START Dataset excerpts

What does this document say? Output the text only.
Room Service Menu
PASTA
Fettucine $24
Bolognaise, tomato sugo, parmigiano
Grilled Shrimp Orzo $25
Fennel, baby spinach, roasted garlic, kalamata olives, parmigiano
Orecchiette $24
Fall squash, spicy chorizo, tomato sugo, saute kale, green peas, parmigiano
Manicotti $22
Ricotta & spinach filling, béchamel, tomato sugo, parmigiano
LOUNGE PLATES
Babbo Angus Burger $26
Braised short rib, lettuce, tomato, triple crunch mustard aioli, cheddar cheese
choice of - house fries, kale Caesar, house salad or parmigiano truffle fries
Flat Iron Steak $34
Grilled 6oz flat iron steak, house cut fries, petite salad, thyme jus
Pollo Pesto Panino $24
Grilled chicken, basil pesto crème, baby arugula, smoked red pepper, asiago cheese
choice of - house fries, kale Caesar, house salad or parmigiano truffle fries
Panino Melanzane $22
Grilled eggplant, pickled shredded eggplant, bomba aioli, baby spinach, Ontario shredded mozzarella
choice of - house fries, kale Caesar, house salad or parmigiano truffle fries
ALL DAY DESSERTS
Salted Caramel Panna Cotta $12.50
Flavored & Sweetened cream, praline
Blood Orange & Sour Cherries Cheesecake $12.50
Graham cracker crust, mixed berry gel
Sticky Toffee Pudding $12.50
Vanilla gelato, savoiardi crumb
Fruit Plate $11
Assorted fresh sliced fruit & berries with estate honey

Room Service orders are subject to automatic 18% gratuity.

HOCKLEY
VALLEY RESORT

END Dataset excerpts

Exercise objective. Retype all of the material above with every character intact.

Answer below.
What does this document say? Output the text only.
Room Service Menu
PASTA
Fettucine $24
Bolognaise, tomato sugo, parmigiano
Grilled Shrimp Orzo $25
Fennel, baby spinach, roasted garlic, kalamata olives, parmigiano
Orecchiette $24
Fall squash, spicy chorizo, tomato sugo, saute kale, green peas, parmigiano
Manicotti $22
Ricotta & spinach filling, béchamel, tomato sugo, parmigiano
LOUNGE PLATES
Babbo Angus Burger $26
Braised short rib, lettuce, tomato, triple crunch mustard aioli, cheddar cheese
choice of - house fries, kale Caesar, house salad or parmigiano truffle fries
Flat Iron Steak $34
Grilled 6oz flat iron steak, house cut fries, petite salad, thyme jus
Pollo Pesto Panino $24
Grilled chicken, basil pesto crème, baby arugula, smoked red pepper, asiago cheese
choice of - house fries, kale Caesar, house salad or parmigiano truffle fries
Panino Melanzane $22
Grilled eggplant, pickled shredded eggplant, bomba aioli, baby spinach, Ontario shredded mozzarella
choice of - house fries, kale Caesar, house salad or parmigiano truffle fries
ALL DAY DESSERTS
Salted Caramel Panna Cotta $12.50
Flavored & Sweetened cream, praline
Blood Orange & Sour Cherries Cheesecake $12.50
Graham cracker crust, mixed berry gel
Sticky Toffee Pudding $12.50
Vanilla gelato, savoiardi crumb
Fruit Plate $11
Assorted fresh sliced fruit & berries with estate honey

Room Service orders are subject to automatic 18% gratuity.

HOCKLEY
VALLEY RESORT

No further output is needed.